Dataset listings of figures
- - - - -

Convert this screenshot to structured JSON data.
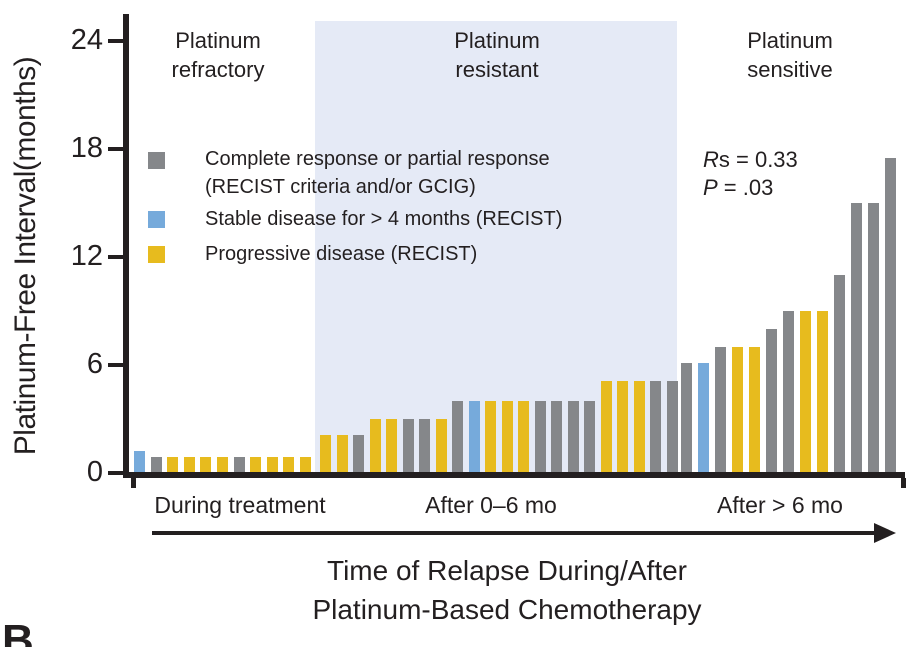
{
  "panel_label": "B",
  "chart_data": {
    "type": "bar",
    "ylabel": "Platinum-Free Interval(months)",
    "xlabel_lines": [
      "Time of Relapse During/After",
      "Platinum-Based Chemotherapy"
    ],
    "ylim": [
      0,
      24
    ],
    "yticks": [
      0,
      6,
      12,
      18,
      24
    ],
    "grid": "off",
    "colors": {
      "gray": "#85878a",
      "blue": "#76aadb",
      "yellow": "#e7bb1e",
      "region_shade": "#e5eaf6",
      "ink": "#231f20"
    },
    "legend": {
      "position": "upper-left-inside",
      "items": [
        {
          "color_key": "gray",
          "lines": [
            "Complete response or partial response",
            "(RECIST criteria and/or GCIG)"
          ]
        },
        {
          "color_key": "blue",
          "lines": [
            "Stable disease for > 4 months (RECIST)"
          ]
        },
        {
          "color_key": "yellow",
          "lines": [
            "Progressive disease (RECIST)"
          ]
        }
      ]
    },
    "stats": {
      "rs_italic": "R",
      "rs_rest": "s = 0.33",
      "p_italic": "P",
      "p_rest": " = .03"
    },
    "groups": [
      {
        "axis_label": "During treatment",
        "region_label": "Platinum refractory",
        "shaded": false,
        "bars": [
          {
            "color": "blue",
            "value": 1.2
          },
          {
            "color": "gray",
            "value": 0.9
          },
          {
            "color": "yellow",
            "value": 0.9
          },
          {
            "color": "yellow",
            "value": 0.9
          },
          {
            "color": "yellow",
            "value": 0.9
          },
          {
            "color": "yellow",
            "value": 0.9
          },
          {
            "color": "gray",
            "value": 0.9
          },
          {
            "color": "yellow",
            "value": 0.9
          },
          {
            "color": "yellow",
            "value": 0.9
          },
          {
            "color": "yellow",
            "value": 0.9
          },
          {
            "color": "yellow",
            "value": 0.9
          }
        ]
      },
      {
        "axis_label": "After 0–6 mo",
        "region_label": "Platinum resistant",
        "shaded": true,
        "bars": [
          {
            "color": "yellow",
            "value": 2.1
          },
          {
            "color": "yellow",
            "value": 2.1
          },
          {
            "color": "gray",
            "value": 2.1
          },
          {
            "color": "yellow",
            "value": 3.0
          },
          {
            "color": "yellow",
            "value": 3.0
          },
          {
            "color": "gray",
            "value": 3.0
          },
          {
            "color": "gray",
            "value": 3.0
          },
          {
            "color": "yellow",
            "value": 3.0
          },
          {
            "color": "gray",
            "value": 4.0
          },
          {
            "color": "blue",
            "value": 4.0
          },
          {
            "color": "yellow",
            "value": 4.0
          },
          {
            "color": "yellow",
            "value": 4.0
          },
          {
            "color": "yellow",
            "value": 4.0
          },
          {
            "color": "gray",
            "value": 4.0
          },
          {
            "color": "gray",
            "value": 4.0
          },
          {
            "color": "gray",
            "value": 4.0
          },
          {
            "color": "gray",
            "value": 4.0
          },
          {
            "color": "yellow",
            "value": 5.1
          },
          {
            "color": "yellow",
            "value": 5.1
          },
          {
            "color": "yellow",
            "value": 5.1
          },
          {
            "color": "gray",
            "value": 5.1
          },
          {
            "color": "gray",
            "value": 5.1
          }
        ]
      },
      {
        "axis_label": "After > 6 mo",
        "region_label": "Platinum sensitive",
        "shaded": false,
        "bars": [
          {
            "color": "gray",
            "value": 6.1
          },
          {
            "color": "blue",
            "value": 6.1
          },
          {
            "color": "gray",
            "value": 7.0
          },
          {
            "color": "yellow",
            "value": 7.0
          },
          {
            "color": "yellow",
            "value": 7.0
          },
          {
            "color": "gray",
            "value": 8.0
          },
          {
            "color": "gray",
            "value": 9.0
          },
          {
            "color": "yellow",
            "value": 9.0
          },
          {
            "color": "yellow",
            "value": 9.0
          },
          {
            "color": "gray",
            "value": 11.0
          },
          {
            "color": "gray",
            "value": 15.0
          },
          {
            "color": "gray",
            "value": 15.0
          },
          {
            "color": "gray",
            "value": 17.5
          }
        ]
      }
    ]
  }
}
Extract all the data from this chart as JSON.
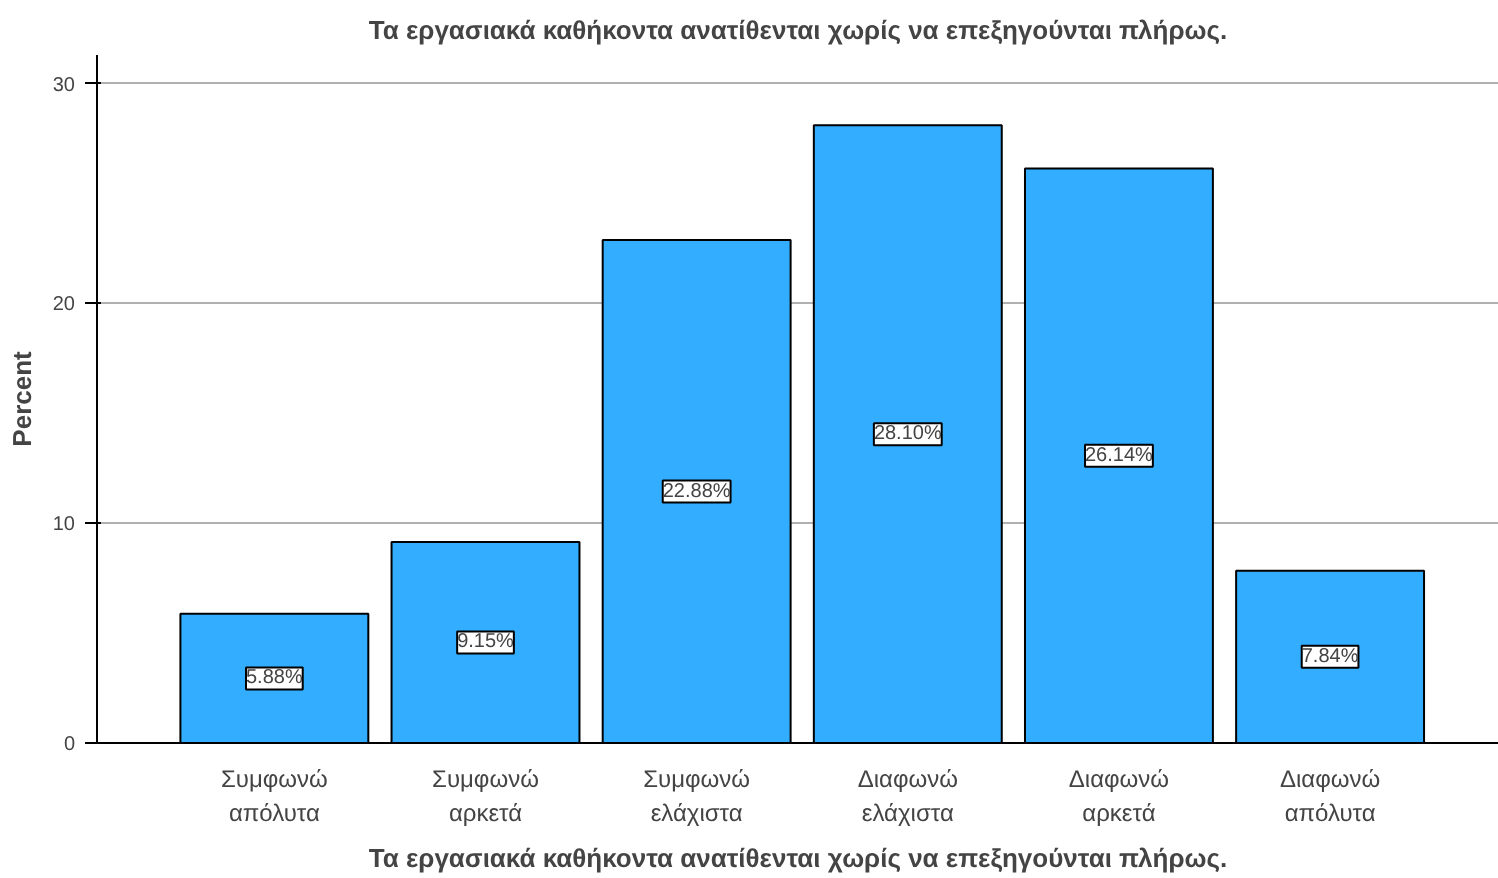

- - - - -

TO DO
Copy out the listing exactly as it stands, but not the pictures.

THE REPLY
Convert this screenshot to structured JSON data.
{
  "panel_label": "B",
  "chart_data": {
    "type": "bar",
    "ylabel": "Platinum-Free Interval(months)",
    "xlabel_lines": [
      "Time of Relapse During/After",
      "Platinum-Based Chemotherapy"
    ],
    "ylim": [
      0,
      24
    ],
    "yticks": [
      0,
      6,
      12,
      18,
      24
    ],
    "grid": "off",
    "colors": {
      "gray": "#85878a",
      "blue": "#76aadb",
      "yellow": "#e7bb1e",
      "region_shade": "#e5eaf6",
      "ink": "#231f20"
    },
    "legend": {
      "position": "upper-left-inside",
      "items": [
        {
          "color_key": "gray",
          "lines": [
            "Complete response or partial response",
            "(RECIST criteria and/or GCIG)"
          ]
        },
        {
          "color_key": "blue",
          "lines": [
            "Stable disease for > 4 months (RECIST)"
          ]
        },
        {
          "color_key": "yellow",
          "lines": [
            "Progressive disease (RECIST)"
          ]
        }
      ]
    },
    "stats": {
      "rs_italic": "R",
      "rs_rest": "s = 0.33",
      "p_italic": "P",
      "p_rest": " = .03"
    },
    "groups": [
      {
        "axis_label": "During treatment",
        "region_label": "Platinum refractory",
        "shaded": false,
        "bars": [
          {
            "color": "blue",
            "value": 1.2
          },
          {
            "color": "gray",
            "value": 0.9
          },
          {
            "color": "yellow",
            "value": 0.9
          },
          {
            "color": "yellow",
            "value": 0.9
          },
          {
            "color": "yellow",
            "value": 0.9
          },
          {
            "color": "yellow",
            "value": 0.9
          },
          {
            "color": "gray",
            "value": 0.9
          },
          {
            "color": "yellow",
            "value": 0.9
          },
          {
            "color": "yellow",
            "value": 0.9
          },
          {
            "color": "yellow",
            "value": 0.9
          },
          {
            "color": "yellow",
            "value": 0.9
          }
        ]
      },
      {
        "axis_label": "After 0–6 mo",
        "region_label": "Platinum resistant",
        "shaded": true,
        "bars": [
          {
            "color": "yellow",
            "value": 2.1
          },
          {
            "color": "yellow",
            "value": 2.1
          },
          {
            "color": "gray",
            "value": 2.1
          },
          {
            "color": "yellow",
            "value": 3.0
          },
          {
            "color": "yellow",
            "value": 3.0
          },
          {
            "color": "gray",
            "value": 3.0
          },
          {
            "color": "gray",
            "value": 3.0
          },
          {
            "color": "yellow",
            "value": 3.0
          },
          {
            "color": "gray",
            "value": 4.0
          },
          {
            "color": "blue",
            "value": 4.0
          },
          {
            "color": "yellow",
            "value": 4.0
          },
          {
            "color": "yellow",
            "value": 4.0
          },
          {
            "color": "yellow",
            "value": 4.0
          },
          {
            "color": "gray",
            "value": 4.0
          },
          {
            "color": "gray",
            "value": 4.0
          },
          {
            "color": "gray",
            "value": 4.0
          },
          {
            "color": "gray",
            "value": 4.0
          },
          {
            "color": "yellow",
            "value": 5.1
          },
          {
            "color": "yellow",
            "value": 5.1
          },
          {
            "color": "yellow",
            "value": 5.1
          },
          {
            "color": "gray",
            "value": 5.1
          },
          {
            "color": "gray",
            "value": 5.1
          }
        ]
      },
      {
        "axis_label": "After > 6 mo",
        "region_label": "Platinum sensitive",
        "shaded": false,
        "bars": [
          {
            "color": "gray",
            "value": 6.1
          },
          {
            "color": "blue",
            "value": 6.1
          },
          {
            "color": "gray",
            "value": 7.0
          },
          {
            "color": "yellow",
            "value": 7.0
          },
          {
            "color": "yellow",
            "value": 7.0
          },
          {
            "color": "gray",
            "value": 8.0
          },
          {
            "color": "gray",
            "value": 9.0
          },
          {
            "color": "yellow",
            "value": 9.0
          },
          {
            "color": "yellow",
            "value": 9.0
          },
          {
            "color": "gray",
            "value": 11.0
          },
          {
            "color": "gray",
            "value": 15.0
          },
          {
            "color": "gray",
            "value": 15.0
          },
          {
            "color": "gray",
            "value": 17.5
          }
        ]
      }
    ]
  }
}
Extract all the data from this chart as JSON.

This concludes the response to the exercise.